→ **Provided data**:

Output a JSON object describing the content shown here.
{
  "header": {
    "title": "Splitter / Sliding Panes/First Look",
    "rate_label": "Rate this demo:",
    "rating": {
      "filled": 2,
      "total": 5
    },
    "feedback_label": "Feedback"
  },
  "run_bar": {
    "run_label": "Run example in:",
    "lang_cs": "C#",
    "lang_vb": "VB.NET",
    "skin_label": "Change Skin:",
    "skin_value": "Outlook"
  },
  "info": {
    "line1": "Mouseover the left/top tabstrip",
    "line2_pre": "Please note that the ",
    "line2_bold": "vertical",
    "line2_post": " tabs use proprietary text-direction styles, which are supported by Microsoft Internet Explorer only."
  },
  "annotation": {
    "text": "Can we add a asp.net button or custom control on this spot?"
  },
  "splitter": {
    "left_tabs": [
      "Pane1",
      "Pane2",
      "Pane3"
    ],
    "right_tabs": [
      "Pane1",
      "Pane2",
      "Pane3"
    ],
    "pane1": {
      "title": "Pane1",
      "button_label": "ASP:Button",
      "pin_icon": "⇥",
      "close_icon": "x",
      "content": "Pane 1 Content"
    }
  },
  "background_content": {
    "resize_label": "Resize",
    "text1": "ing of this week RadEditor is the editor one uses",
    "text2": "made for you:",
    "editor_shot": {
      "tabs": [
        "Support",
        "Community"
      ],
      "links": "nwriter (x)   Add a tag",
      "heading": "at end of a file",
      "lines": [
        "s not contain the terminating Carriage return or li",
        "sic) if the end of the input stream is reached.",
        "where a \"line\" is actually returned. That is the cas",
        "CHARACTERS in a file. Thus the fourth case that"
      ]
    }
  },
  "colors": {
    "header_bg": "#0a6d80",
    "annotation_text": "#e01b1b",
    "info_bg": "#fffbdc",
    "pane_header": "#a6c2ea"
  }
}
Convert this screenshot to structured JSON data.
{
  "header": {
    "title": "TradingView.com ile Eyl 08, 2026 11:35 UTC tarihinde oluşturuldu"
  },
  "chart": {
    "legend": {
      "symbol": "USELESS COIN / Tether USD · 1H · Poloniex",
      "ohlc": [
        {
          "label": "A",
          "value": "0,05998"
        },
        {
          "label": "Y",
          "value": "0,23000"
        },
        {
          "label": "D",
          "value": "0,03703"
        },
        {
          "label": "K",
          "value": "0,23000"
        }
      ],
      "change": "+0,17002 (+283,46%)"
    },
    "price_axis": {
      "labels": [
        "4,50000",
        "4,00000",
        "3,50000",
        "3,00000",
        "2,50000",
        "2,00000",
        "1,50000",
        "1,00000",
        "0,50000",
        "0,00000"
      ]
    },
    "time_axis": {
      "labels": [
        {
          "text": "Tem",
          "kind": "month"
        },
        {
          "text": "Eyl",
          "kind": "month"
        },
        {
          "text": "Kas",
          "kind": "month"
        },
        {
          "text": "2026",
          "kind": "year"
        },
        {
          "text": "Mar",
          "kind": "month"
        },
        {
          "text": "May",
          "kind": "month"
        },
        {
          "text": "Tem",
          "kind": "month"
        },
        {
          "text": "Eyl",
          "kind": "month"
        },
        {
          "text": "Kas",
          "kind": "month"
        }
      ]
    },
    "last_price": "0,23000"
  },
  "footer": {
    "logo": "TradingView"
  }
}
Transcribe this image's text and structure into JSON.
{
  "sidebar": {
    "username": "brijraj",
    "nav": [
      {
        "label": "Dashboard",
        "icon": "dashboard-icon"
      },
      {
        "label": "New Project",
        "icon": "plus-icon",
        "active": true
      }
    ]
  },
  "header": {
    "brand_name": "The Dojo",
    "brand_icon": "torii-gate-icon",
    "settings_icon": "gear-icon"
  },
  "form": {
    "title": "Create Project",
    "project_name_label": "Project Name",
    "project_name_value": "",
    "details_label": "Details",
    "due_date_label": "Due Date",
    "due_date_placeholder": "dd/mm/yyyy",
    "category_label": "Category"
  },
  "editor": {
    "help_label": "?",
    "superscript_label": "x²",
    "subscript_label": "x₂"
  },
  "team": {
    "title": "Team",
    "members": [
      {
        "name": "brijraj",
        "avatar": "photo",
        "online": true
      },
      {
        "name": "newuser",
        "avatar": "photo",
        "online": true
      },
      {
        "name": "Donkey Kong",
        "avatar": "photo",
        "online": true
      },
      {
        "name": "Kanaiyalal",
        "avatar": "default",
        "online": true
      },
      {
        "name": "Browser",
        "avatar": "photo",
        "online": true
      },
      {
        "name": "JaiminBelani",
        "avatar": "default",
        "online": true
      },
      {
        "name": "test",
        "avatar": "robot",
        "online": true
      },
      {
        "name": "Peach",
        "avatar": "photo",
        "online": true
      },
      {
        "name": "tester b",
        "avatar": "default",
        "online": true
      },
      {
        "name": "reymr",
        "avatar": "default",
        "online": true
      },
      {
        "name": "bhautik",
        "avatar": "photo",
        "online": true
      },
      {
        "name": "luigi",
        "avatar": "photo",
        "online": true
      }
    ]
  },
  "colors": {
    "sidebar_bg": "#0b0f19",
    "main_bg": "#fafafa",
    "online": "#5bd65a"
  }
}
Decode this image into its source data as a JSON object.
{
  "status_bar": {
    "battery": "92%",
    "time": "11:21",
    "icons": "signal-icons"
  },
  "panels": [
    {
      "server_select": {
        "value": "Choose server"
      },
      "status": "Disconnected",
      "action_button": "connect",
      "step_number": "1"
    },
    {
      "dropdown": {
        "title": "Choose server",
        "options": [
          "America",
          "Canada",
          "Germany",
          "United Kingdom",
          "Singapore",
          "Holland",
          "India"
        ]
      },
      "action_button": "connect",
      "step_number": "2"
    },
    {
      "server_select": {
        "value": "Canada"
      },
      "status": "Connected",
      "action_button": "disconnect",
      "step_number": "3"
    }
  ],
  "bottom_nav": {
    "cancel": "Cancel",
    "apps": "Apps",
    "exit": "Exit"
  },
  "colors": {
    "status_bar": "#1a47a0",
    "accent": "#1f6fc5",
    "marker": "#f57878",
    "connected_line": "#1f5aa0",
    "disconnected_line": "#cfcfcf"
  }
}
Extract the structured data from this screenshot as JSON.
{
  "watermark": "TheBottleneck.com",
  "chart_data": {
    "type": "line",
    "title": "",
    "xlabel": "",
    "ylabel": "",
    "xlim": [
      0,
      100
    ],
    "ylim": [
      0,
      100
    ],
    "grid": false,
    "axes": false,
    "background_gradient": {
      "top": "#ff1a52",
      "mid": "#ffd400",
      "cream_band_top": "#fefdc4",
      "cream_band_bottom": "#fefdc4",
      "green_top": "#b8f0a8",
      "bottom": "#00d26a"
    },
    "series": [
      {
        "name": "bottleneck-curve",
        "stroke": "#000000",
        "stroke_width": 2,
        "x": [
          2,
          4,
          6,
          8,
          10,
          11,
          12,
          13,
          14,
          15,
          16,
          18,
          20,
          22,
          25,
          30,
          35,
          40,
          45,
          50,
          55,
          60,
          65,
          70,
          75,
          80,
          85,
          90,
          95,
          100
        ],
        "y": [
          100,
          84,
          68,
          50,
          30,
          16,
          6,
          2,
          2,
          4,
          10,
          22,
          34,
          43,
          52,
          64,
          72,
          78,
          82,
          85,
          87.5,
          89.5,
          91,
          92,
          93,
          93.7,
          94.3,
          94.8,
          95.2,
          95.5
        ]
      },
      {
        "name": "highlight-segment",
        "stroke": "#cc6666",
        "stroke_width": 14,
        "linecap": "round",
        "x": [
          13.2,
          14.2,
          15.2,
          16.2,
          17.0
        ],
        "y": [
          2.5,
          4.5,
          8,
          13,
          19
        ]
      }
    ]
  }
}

→ **What this task involves**: Go through the records and copy each line with "into" in it.

→ **Worked solution**:
Transcribe this image's text and structure into JSON.
Decode this image into its source data as a JSON object.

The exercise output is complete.